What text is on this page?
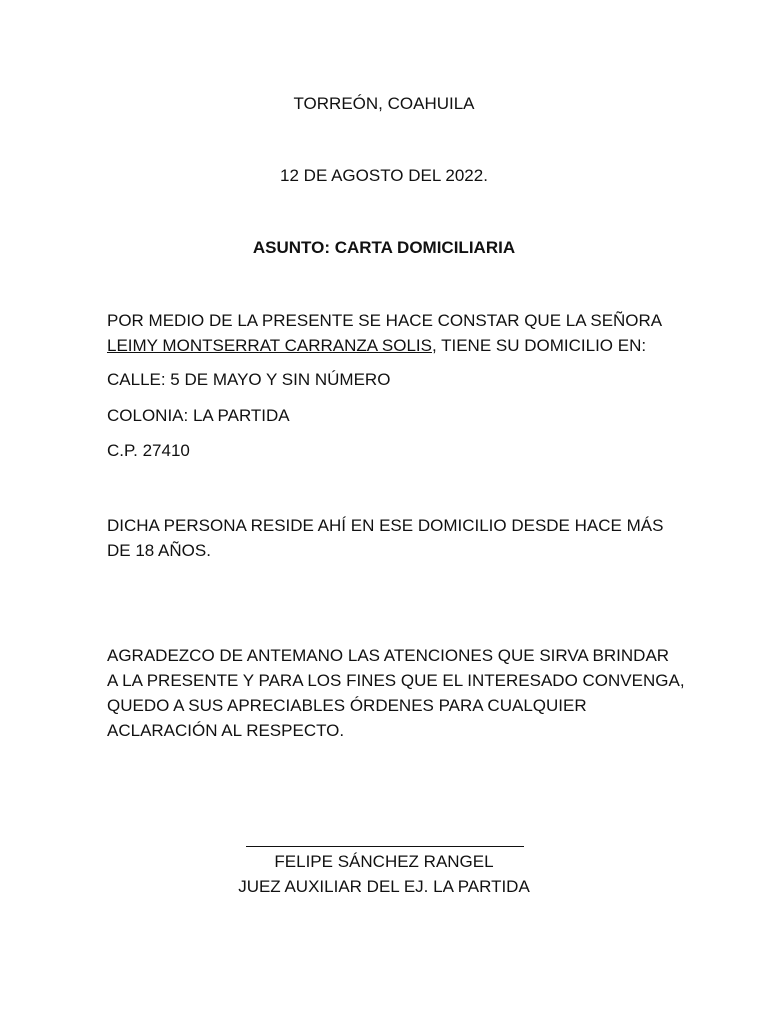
TORREÓN, COAHUILA
12 DE AGOSTO DEL 2022.
ASUNTO: CARTA DOMICILIARIA
POR MEDIO DE LA PRESENTE SE HACE CONSTAR QUE LA SEÑORA
LEIMY MONTSERRAT CARRANZA SOLIS, TIENE SU DOMICILIO EN:
CALLE: 5 DE MAYO Y SIN NÚMERO
COLONIA: LA PARTIDA
C.P. 27410
DICHA PERSONA RESIDE AHÍ EN ESE DOMICILIO DESDE HACE MÁS
DE 18 AÑOS.
AGRADEZCO DE ANTEMANO LAS ATENCIONES QUE SIRVA BRINDAR
A LA PRESENTE Y PARA LOS FINES QUE EL INTERESADO CONVENGA,
QUEDO A SUS APRECIABLES ÓRDENES PARA CUALQUIER
ACLARACIÓN AL RESPECTO.
FELIPE SÁNCHEZ RANGEL
JUEZ AUXILIAR DEL EJ. LA PARTIDA
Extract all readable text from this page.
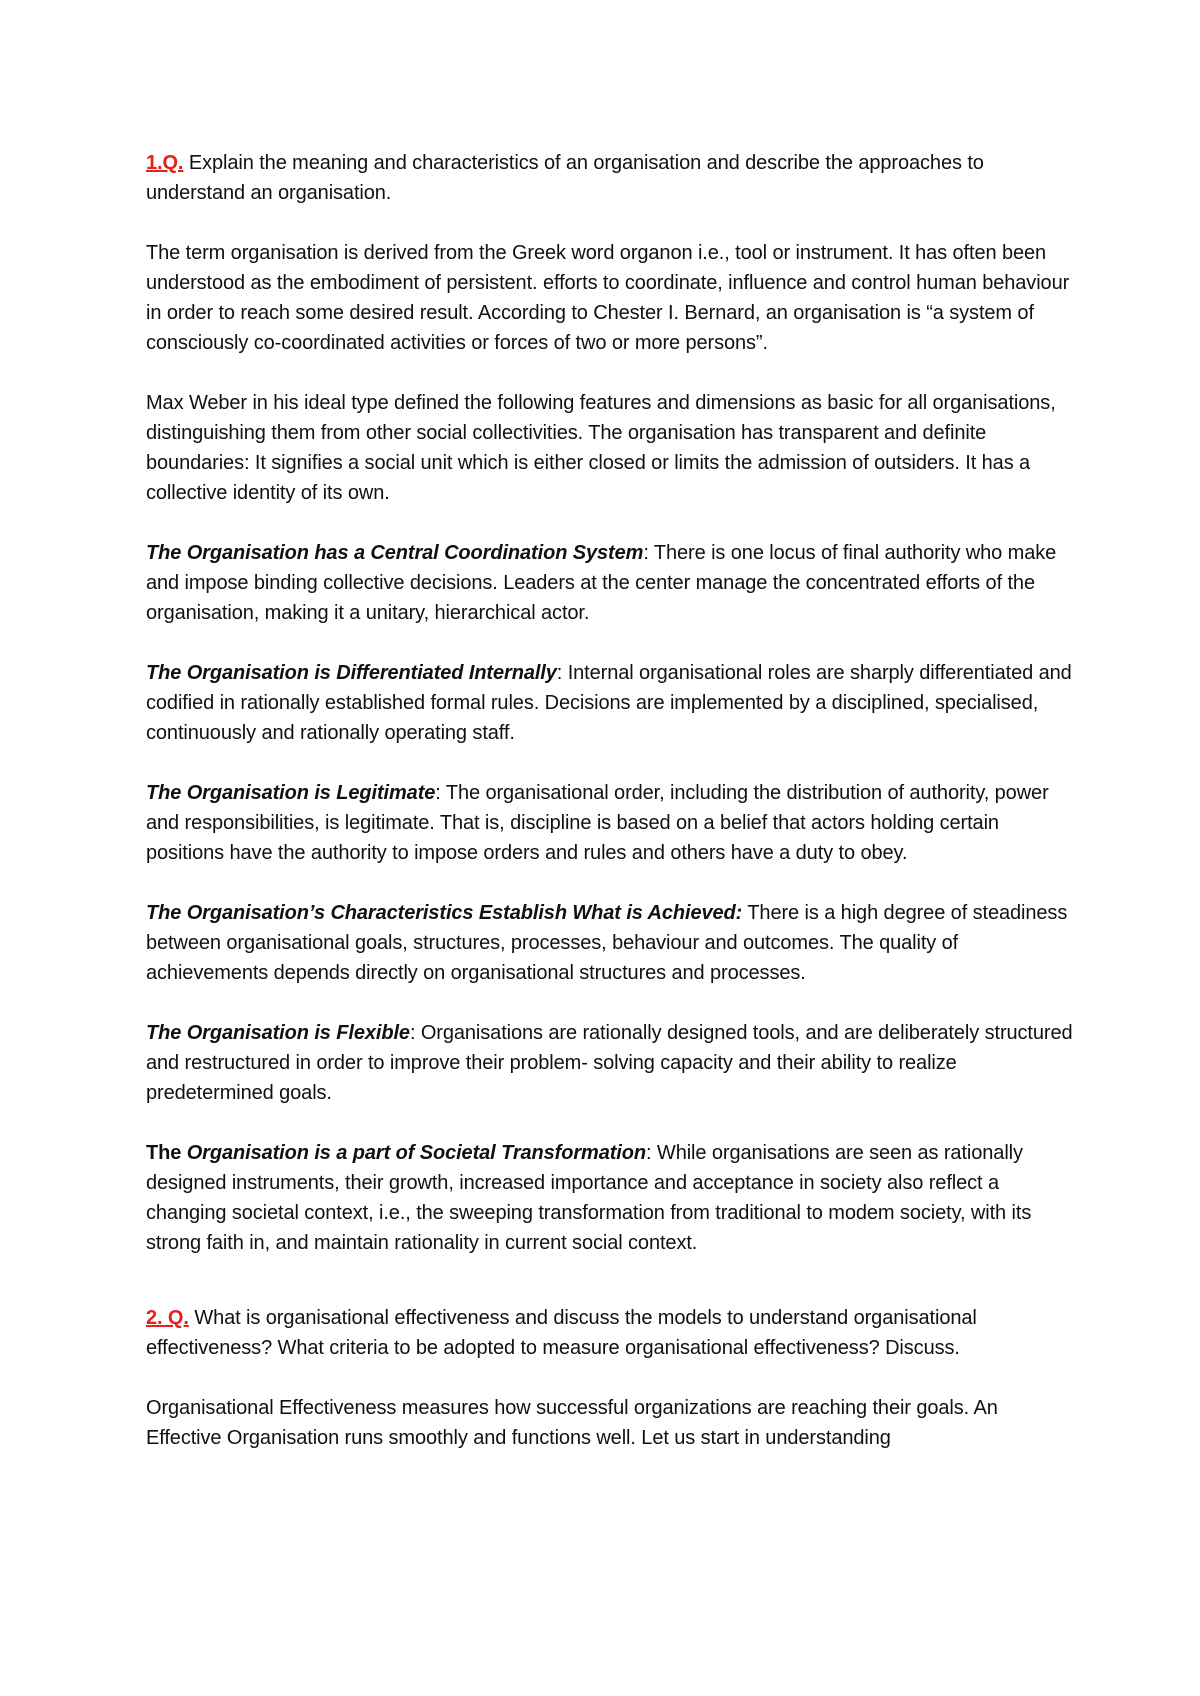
1.Q. Explain the meaning and characteristics of an organisation and describe the approaches to understand an organisation.

The term organisation is derived from the Greek word organon i.e., tool or instrument. It has often been understood as the embodiment of persistent. efforts to coordinate, influence and control human behaviour in order to reach some desired result. According to Chester I. Bernard, an organisation is “a system of consciously co-coordinated activities or forces of two or more persons”.

Max Weber in his ideal type defined the following features and dimensions as basic for all organisations, distinguishing them from other social collectivities. The organisation has transparent and definite boundaries: It signifies a social unit which is either closed or limits the admission of outsiders. It has a collective identity of its own.

The Organisation has a Central Coordination System: There is one locus of final authority who make and impose binding collective decisions. Leaders at the center manage the concentrated efforts of the organisation, making it a unitary, hierarchical actor.

The Organisation is Differentiated Internally: Internal organisational roles are sharply differentiated and codified in rationally established formal rules. Decisions are implemented by a disciplined, specialised, continuously and rationally operating staff.

The Organisation is Legitimate: The organisational order, including the distribution of authority, power and responsibilities, is legitimate. That is, discipline is based on a belief that actors holding certain positions have the authority to impose orders and rules and others have a duty to obey.

The Organisation’s Characteristics Establish What is Achieved: There is a high degree of steadiness between organisational goals, structures, processes, behaviour and outcomes. The quality of achievements depends directly on organisational structures and processes.

The Organisation is Flexible: Organisations are rationally designed tools, and are deliberately structured and restructured in order to improve their problem- solving capacity and their ability to realize predetermined goals.

The Organisation is a part of Societal Transformation: While organisations are seen as rationally designed instruments, their growth, increased importance and acceptance in society also reflect a changing societal context, i.e., the sweeping transformation from traditional to modem society, with its strong faith in, and maintain rationality in current social context.

2. Q. What is organisational effectiveness and discuss the models to understand organisational effectiveness? What criteria to be adopted to measure organisational effectiveness? Discuss.

Organisational Effectiveness measures how successful organizations are reaching their goals. An Effective Organisation runs smoothly and functions well. Let us start in understanding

§

Pictures in the records should not appear in your copy, but everything else must be transcribed exactly.

What text is on this page?
TORREÓN, COAHUILA
12 DE AGOSTO DEL 2022.
ASUNTO: CARTA DOMICILIARIA
POR MEDIO DE LA PRESENTE SE HACE CONSTAR QUE LA SEÑORA
LEIMY MONTSERRAT CARRANZA SOLIS, TIENE SU DOMICILIO EN:
CALLE: 5 DE MAYO Y SIN NÚMERO
COLONIA: LA PARTIDA
C.P. 27410
DICHA PERSONA RESIDE AHÍ EN ESE DOMICILIO DESDE HACE MÁS
DE 18 AÑOS.
AGRADEZCO DE ANTEMANO LAS ATENCIONES QUE SIRVA BRINDAR
A LA PRESENTE Y PARA LOS FINES QUE EL INTERESADO CONVENGA,
QUEDO A SUS APRECIABLES ÓRDENES PARA CUALQUIER
ACLARACIÓN AL RESPECTO.
FELIPE SÁNCHEZ RANGEL
JUEZ AUXILIAR DEL EJ. LA PARTIDA
Extract all readable text from this page.
1.Q. Explain the meaning and characteristics of an organisation and describe the approaches to understand an organisation.

The term organisation is derived from the Greek word organon i.e., tool or instrument. It has often been understood as the embodiment of persistent. efforts to coordinate, influence and control human behaviour in order to reach some desired result. According to Chester I. Bernard, an organisation is “a system of consciously co-coordinated activities or forces of two or more persons”.

Max Weber in his ideal type defined the following features and dimensions as basic for all organisations, distinguishing them from other social collectivities. The organisation has transparent and definite boundaries: It signifies a social unit which is either closed or limits the admission of outsiders. It has a collective identity of its own.

The Organisation has a Central Coordination System: There is one locus of final authority who make and impose binding collective decisions. Leaders at the center manage the concentrated efforts of the organisation, making it a unitary, hierarchical actor.

The Organisation is Differentiated Internally: Internal organisational roles are sharply differentiated and codified in rationally established formal rules. Decisions are implemented by a disciplined, specialised, continuously and rationally operating staff.

The Organisation is Legitimate: The organisational order, including the distribution of authority, power and responsibilities, is legitimate. That is, discipline is based on a belief that actors holding certain positions have the authority to impose orders and rules and others have a duty to obey.

The Organisation’s Characteristics Establish What is Achieved: There is a high degree of steadiness between organisational goals, structures, processes, behaviour and outcomes. The quality of achievements depends directly on organisational structures and processes.

The Organisation is Flexible: Organisations are rationally designed tools, and are deliberately structured and restructured in order to improve their problem- solving capacity and their ability to realize predetermined goals.

The Organisation is a part of Societal Transformation: While organisations are seen as rationally designed instruments, their growth, increased importance and acceptance in society also reflect a changing societal context, i.e., the sweeping transformation from traditional to modem society, with its strong faith in, and maintain rationality in current social context.

2. Q. What is organisational effectiveness and discuss the models to understand organisational effectiveness? What criteria to be adopted to measure organisational effectiveness? Discuss.

Organisational Effectiveness measures how successful organizations are reaching their goals. An Effective Organisation runs smoothly and functions well. Let us start in understanding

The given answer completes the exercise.